■ **WHAT THE TASK REQUIRES**
Word for word, restate every line of the listing that follows.

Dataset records
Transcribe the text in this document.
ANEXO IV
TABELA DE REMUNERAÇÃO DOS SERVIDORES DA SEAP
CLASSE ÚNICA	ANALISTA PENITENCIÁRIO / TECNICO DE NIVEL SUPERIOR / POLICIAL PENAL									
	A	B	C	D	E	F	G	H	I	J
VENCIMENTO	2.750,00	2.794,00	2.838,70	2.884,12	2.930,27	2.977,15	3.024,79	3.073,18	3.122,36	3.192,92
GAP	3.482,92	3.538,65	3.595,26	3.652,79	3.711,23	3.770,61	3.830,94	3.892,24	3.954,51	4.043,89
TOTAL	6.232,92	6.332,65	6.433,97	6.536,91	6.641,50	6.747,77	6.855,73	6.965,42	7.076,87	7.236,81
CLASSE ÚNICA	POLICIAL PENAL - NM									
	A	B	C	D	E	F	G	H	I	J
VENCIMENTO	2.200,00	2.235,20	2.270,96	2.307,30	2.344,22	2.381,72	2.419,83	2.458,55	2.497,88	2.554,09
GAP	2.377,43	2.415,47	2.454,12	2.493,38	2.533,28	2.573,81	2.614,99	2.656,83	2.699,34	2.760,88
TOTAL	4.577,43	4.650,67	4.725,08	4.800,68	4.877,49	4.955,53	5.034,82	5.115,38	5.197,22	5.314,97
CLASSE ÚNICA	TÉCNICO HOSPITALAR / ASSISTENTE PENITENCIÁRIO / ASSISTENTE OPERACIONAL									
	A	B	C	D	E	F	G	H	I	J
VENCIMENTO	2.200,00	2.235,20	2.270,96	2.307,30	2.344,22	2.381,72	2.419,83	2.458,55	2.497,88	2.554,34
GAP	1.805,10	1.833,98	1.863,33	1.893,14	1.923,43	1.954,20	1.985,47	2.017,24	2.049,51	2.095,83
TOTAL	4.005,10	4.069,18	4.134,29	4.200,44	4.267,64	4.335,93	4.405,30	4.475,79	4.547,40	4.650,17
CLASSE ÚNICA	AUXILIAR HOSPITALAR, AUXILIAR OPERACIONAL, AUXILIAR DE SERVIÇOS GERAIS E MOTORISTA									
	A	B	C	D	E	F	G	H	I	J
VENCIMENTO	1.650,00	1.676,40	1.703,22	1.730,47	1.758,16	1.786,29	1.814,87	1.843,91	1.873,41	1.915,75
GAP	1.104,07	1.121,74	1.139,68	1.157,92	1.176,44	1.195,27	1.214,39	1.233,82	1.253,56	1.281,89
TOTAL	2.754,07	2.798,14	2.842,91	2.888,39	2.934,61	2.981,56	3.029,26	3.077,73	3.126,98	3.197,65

■ **RESULT FOR THIS TASK**
Transcribe the text in this document.
ANEXO IV
TABELA DE REMUNERAÇÃO DOS SERVIDORES DA SEAP
CLASSE ÚNICA	ANALISTA PENITENCIÁRIO / TECNICO DE NIVEL SUPERIOR / POLICIAL PENAL									
	A	B	C	D	E	F	G	H	I	J
VENCIMENTO	2.750,00	2.794,00	2.838,70	2.884,12	2.930,27	2.977,15	3.024,79	3.073,18	3.122,36	3.192,92
GAP	3.482,92	3.538,65	3.595,26	3.652,79	3.711,23	3.770,61	3.830,94	3.892,24	3.954,51	4.043,89
TOTAL	6.232,92	6.332,65	6.433,97	6.536,91	6.641,50	6.747,77	6.855,73	6.965,42	7.076,87	7.236,81
CLASSE ÚNICA	POLICIAL PENAL - NM									
	A	B	C	D	E	F	G	H	I	J
VENCIMENTO	2.200,00	2.235,20	2.270,96	2.307,30	2.344,22	2.381,72	2.419,83	2.458,55	2.497,88	2.554,09
GAP	2.377,43	2.415,47	2.454,12	2.493,38	2.533,28	2.573,81	2.614,99	2.656,83	2.699,34	2.760,88
TOTAL	4.577,43	4.650,67	4.725,08	4.800,68	4.877,49	4.955,53	5.034,82	5.115,38	5.197,22	5.314,97
CLASSE ÚNICA	TÉCNICO HOSPITALAR / ASSISTENTE PENITENCIÁRIO / ASSISTENTE OPERACIONAL									
	A	B	C	D	E	F	G	H	I	J
VENCIMENTO	2.200,00	2.235,20	2.270,96	2.307,30	2.344,22	2.381,72	2.419,83	2.458,55	2.497,88	2.554,34
GAP	1.805,10	1.833,98	1.863,33	1.893,14	1.923,43	1.954,20	1.985,47	2.017,24	2.049,51	2.095,83
TOTAL	4.005,10	4.069,18	4.134,29	4.200,44	4.267,64	4.335,93	4.405,30	4.475,79	4.547,40	4.650,17
CLASSE ÚNICA	AUXILIAR HOSPITALAR, AUXILIAR OPERACIONAL, AUXILIAR DE SERVIÇOS GERAIS E MOTORISTA									
	A	B	C	D	E	F	G	H	I	J
VENCIMENTO	1.650,00	1.676,40	1.703,22	1.730,47	1.758,16	1.786,29	1.814,87	1.843,91	1.873,41	1.915,75
GAP	1.104,07	1.121,74	1.139,68	1.157,92	1.176,44	1.195,27	1.214,39	1.233,82	1.253,56	1.281,89
TOTAL	2.754,07	2.798,14	2.842,91	2.888,39	2.934,61	2.981,56	3.029,26	3.077,73	3.126,98	3.197,65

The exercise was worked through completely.